- **Exercise instructions**:
Please find every line in the entries below that contains the string "องปฏ", and copy it.

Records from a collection
┌────────

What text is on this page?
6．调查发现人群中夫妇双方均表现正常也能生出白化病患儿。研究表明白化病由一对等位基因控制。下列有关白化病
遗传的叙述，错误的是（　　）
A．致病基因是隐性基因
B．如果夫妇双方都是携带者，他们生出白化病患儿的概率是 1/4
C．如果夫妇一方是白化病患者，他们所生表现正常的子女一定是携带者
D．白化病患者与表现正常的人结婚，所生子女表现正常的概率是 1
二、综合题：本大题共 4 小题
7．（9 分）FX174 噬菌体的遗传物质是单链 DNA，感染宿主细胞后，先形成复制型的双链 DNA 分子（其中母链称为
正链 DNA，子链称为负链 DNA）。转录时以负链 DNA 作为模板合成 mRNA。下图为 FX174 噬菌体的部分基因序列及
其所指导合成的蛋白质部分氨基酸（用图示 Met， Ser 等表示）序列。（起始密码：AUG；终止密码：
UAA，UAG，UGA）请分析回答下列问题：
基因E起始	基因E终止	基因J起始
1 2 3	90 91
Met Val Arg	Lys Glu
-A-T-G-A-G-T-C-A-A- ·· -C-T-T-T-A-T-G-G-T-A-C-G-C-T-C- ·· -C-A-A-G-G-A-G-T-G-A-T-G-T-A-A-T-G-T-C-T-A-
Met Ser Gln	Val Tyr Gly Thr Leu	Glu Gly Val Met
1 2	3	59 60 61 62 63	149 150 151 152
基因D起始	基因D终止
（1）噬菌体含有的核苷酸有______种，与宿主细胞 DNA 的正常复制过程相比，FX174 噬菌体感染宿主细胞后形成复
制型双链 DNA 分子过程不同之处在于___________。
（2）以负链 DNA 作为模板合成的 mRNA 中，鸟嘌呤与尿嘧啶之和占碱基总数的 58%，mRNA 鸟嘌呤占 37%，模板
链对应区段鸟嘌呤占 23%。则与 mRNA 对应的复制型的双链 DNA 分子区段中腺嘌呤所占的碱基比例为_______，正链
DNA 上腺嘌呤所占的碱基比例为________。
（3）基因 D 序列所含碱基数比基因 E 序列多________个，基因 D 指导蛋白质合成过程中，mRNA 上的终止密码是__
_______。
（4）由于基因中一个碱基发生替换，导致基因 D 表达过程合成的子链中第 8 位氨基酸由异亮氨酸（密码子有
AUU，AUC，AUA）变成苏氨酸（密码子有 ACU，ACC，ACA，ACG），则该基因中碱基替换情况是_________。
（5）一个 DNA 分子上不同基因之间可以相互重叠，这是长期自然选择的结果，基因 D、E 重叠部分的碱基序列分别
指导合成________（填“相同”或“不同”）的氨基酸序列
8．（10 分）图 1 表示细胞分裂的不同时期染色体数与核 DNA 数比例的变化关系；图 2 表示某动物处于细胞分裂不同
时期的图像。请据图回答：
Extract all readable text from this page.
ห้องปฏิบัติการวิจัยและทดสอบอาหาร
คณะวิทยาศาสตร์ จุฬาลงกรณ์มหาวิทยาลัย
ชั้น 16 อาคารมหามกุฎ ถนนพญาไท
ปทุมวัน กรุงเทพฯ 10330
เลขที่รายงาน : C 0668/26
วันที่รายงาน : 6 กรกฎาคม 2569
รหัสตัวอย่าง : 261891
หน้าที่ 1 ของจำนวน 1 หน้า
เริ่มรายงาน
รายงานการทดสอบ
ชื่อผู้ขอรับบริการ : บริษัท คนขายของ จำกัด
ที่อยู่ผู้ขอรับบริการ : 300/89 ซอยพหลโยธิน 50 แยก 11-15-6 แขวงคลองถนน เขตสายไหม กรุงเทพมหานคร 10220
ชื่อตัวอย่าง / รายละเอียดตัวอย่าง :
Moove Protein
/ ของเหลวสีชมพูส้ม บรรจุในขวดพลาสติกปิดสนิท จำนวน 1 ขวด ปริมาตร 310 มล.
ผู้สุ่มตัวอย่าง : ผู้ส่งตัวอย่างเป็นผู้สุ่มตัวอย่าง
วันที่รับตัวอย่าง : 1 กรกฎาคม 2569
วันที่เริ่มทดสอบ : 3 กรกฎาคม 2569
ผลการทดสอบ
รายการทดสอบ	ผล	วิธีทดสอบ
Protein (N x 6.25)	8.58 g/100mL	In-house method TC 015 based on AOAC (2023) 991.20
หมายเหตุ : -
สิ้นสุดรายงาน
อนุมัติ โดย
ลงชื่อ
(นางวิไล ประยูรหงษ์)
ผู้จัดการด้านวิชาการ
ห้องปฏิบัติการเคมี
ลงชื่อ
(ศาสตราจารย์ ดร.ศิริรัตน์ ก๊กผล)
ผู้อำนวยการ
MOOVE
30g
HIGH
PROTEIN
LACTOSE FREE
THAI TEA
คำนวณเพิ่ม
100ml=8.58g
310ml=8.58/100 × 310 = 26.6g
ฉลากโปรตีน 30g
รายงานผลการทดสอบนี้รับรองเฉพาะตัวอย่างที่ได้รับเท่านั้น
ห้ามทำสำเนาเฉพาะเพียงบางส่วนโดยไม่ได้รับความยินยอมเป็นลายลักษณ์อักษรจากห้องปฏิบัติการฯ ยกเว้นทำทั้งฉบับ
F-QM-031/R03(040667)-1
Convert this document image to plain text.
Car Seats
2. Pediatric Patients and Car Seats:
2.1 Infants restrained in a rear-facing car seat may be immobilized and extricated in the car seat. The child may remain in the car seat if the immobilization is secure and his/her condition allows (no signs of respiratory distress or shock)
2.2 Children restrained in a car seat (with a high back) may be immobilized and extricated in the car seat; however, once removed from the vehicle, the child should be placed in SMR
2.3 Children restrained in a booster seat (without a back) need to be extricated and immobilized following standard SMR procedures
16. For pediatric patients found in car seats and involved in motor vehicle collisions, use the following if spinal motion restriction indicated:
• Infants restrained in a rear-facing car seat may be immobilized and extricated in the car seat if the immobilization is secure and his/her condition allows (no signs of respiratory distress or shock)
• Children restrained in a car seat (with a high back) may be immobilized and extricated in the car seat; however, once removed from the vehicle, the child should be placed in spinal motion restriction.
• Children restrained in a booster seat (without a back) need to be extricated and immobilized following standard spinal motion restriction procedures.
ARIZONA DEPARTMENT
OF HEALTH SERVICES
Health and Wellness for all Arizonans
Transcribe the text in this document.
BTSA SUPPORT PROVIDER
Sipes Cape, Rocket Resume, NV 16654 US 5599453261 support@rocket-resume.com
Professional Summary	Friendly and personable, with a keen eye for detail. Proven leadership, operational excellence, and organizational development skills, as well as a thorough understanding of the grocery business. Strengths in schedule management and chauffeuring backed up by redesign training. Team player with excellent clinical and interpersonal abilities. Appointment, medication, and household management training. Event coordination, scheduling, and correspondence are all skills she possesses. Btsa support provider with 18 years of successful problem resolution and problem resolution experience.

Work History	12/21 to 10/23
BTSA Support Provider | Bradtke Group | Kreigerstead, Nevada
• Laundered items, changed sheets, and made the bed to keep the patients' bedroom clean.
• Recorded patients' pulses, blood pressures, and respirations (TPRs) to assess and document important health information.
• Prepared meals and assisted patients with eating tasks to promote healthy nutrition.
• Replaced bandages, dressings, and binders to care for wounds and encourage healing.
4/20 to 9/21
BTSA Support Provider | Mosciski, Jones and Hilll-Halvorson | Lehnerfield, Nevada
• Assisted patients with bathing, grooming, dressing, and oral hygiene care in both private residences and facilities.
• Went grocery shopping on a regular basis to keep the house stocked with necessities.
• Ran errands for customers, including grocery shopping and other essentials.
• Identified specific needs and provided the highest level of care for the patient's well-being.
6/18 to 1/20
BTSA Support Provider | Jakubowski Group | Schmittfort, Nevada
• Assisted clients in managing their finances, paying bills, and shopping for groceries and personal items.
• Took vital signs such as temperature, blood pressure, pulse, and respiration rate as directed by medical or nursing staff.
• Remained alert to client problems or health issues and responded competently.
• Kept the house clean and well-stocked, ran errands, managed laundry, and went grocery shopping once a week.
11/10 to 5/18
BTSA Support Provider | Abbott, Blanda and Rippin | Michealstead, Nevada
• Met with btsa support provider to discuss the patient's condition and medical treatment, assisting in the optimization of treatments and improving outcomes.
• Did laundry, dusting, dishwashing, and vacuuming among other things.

└────────

- **Exercise answer**:
ห้องปฏิบัติการวิจัยและทดสอบอาหาร
ห้องปฏิบัติการเคมี
ห้ามทำสำเนาเฉพาะเพียงบางส่วนโดยไม่ได้รับความยินยอมเป็นลายลักษณ์อักษรจากห้องปฏิบัติการฯ ยกเว้นทำทั้งฉบับ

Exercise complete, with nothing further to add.